*Task objective*:
Transcribe the records exactly from the line with "Serialize everything readable" to the end, both included.

*Data shown*:
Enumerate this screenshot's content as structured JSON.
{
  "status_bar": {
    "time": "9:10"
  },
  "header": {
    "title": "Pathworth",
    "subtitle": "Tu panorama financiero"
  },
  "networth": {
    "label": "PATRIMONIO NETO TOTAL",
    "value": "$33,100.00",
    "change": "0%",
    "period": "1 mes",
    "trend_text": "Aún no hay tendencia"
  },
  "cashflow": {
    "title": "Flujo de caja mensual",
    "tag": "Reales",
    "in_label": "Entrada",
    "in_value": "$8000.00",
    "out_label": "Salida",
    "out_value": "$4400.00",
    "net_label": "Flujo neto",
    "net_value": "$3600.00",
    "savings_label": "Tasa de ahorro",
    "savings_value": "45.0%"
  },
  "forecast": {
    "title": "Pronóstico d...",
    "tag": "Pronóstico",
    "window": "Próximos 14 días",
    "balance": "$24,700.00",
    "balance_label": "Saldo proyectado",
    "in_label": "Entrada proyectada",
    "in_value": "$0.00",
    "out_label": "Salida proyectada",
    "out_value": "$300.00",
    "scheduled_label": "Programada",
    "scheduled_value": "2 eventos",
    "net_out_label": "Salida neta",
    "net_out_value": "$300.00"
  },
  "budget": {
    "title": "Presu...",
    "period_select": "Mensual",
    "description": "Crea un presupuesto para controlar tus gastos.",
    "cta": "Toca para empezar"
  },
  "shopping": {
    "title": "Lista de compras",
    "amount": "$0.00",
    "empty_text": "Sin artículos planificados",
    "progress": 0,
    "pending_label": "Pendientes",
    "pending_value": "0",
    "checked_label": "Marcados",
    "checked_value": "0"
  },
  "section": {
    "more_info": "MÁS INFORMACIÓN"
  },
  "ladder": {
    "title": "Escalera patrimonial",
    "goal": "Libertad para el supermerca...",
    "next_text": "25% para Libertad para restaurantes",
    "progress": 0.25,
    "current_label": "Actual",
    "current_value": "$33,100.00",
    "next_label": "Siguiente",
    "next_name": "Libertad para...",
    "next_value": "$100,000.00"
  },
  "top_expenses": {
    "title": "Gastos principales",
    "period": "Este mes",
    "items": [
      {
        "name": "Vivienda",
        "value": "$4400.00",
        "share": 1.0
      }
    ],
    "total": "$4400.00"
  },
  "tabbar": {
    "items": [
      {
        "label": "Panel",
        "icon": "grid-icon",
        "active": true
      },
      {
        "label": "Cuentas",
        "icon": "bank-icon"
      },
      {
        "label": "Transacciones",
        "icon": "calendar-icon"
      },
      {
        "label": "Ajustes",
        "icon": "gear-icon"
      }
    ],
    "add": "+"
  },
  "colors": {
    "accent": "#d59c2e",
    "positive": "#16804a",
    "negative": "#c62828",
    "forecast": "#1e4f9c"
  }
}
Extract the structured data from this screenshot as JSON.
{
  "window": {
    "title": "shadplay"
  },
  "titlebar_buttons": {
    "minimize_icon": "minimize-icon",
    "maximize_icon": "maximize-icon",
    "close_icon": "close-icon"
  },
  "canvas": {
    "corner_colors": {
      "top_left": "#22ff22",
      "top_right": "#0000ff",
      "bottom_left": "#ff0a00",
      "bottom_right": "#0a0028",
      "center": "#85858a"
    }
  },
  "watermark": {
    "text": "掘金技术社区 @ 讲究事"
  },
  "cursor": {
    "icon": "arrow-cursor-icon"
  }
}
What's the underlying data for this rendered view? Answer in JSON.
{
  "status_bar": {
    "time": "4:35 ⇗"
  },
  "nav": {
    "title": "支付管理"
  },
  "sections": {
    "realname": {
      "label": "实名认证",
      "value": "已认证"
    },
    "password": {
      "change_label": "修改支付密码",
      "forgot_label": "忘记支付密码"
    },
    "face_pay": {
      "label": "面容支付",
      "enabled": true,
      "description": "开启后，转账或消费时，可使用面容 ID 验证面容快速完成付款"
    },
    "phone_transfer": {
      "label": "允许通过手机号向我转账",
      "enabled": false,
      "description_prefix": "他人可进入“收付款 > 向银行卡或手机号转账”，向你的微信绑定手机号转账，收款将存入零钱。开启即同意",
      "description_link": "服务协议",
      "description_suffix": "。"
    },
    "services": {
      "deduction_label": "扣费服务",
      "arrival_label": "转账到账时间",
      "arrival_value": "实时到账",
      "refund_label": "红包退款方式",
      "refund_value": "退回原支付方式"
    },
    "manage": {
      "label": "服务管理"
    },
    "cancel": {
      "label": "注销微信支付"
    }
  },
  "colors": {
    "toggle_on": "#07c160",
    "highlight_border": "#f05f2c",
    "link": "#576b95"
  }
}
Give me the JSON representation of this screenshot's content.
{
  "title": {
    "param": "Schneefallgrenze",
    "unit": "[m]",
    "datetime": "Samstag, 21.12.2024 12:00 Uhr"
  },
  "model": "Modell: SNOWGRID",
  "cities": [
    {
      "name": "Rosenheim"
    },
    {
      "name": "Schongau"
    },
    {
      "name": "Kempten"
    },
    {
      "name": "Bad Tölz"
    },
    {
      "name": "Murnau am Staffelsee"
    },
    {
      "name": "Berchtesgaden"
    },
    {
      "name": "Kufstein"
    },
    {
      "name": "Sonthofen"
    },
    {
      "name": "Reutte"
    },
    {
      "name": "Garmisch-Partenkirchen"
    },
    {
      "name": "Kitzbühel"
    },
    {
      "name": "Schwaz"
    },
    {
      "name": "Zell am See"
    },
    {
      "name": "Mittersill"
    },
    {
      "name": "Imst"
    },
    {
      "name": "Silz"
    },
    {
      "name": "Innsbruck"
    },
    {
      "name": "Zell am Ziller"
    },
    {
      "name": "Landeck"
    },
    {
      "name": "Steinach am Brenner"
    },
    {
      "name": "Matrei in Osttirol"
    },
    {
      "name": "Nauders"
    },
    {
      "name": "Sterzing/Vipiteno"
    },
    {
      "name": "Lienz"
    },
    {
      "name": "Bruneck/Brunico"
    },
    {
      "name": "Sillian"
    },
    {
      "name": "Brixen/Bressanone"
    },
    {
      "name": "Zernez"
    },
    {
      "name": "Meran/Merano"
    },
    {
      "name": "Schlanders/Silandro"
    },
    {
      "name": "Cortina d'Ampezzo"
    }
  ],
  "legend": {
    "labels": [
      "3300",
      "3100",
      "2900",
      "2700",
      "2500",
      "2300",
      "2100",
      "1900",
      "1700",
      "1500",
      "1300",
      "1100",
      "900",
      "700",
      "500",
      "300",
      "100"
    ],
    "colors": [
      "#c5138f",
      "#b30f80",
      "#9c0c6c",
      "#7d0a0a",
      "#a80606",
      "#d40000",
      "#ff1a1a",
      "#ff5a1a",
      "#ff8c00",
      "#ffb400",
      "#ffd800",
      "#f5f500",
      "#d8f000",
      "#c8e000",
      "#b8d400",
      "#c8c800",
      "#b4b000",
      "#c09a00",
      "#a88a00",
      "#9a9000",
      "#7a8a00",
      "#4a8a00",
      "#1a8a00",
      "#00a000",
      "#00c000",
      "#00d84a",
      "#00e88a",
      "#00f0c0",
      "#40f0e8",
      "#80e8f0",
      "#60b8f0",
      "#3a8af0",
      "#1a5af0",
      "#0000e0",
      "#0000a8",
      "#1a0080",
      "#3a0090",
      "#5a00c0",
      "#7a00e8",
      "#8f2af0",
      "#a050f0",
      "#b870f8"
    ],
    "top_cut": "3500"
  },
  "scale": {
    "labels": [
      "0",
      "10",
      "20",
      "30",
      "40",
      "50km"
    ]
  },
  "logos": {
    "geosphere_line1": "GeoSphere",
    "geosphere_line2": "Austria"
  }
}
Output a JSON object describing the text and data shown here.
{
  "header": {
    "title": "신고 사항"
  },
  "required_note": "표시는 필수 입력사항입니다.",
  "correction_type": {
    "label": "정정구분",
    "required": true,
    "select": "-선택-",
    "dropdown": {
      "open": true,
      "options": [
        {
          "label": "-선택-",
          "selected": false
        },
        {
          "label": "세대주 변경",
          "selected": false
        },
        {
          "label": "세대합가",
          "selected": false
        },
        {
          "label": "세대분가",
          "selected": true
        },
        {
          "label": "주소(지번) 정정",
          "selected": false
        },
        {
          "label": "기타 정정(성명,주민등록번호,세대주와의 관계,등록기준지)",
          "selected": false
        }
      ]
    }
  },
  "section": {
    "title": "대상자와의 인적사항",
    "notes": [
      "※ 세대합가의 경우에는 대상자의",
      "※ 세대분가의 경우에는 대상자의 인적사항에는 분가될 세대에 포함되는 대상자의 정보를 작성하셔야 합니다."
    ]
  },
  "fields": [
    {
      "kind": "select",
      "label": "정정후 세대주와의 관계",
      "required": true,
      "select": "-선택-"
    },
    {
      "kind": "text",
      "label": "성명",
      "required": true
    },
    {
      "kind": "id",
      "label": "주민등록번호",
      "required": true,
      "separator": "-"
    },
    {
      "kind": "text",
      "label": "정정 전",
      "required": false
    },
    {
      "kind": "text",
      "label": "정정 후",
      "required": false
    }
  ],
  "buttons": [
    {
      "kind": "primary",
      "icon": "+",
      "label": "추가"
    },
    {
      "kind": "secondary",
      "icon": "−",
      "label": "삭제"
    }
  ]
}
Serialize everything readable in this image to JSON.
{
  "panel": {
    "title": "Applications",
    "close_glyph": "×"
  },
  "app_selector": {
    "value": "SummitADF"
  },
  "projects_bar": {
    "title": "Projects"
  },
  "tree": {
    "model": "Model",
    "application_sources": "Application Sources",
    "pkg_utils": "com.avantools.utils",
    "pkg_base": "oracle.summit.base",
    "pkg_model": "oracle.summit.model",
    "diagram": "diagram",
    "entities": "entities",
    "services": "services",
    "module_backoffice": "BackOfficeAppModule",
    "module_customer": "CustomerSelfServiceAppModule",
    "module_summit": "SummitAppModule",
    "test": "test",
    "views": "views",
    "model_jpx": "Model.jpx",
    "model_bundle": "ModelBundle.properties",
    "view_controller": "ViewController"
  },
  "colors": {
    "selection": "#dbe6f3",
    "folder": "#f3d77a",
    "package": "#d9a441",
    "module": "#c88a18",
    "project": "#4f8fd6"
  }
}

*Answer to this task*:
Serialize everything readable in this image to JSON.
{
  "panel": {
    "title": "Applications",
    "close_glyph": "×"
  },
  "app_selector": {
    "value": "SummitADF"
  },
  "projects_bar": {
    "title": "Projects"
  },
  "tree": {
    "model": "Model",
    "application_sources": "Application Sources",
    "pkg_utils": "com.avantools.utils",
    "pkg_base": "oracle.summit.base",
    "pkg_model": "oracle.summit.model",
    "diagram": "diagram",
    "entities": "entities",
    "services": "services",
    "module_backoffice": "BackOfficeAppModule",
    "module_customer": "CustomerSelfServiceAppModule",
    "module_summit": "SummitAppModule",
    "test": "test",
    "views": "views",
    "model_jpx": "Model.jpx",
    "model_bundle": "ModelBundle.properties",
    "view_controller": "ViewController"
  },
  "colors": {
    "selection": "#dbe6f3",
    "folder": "#f3d77a",
    "package": "#d9a441",
    "module": "#c88a18",
    "project": "#4f8fd6"
  }
}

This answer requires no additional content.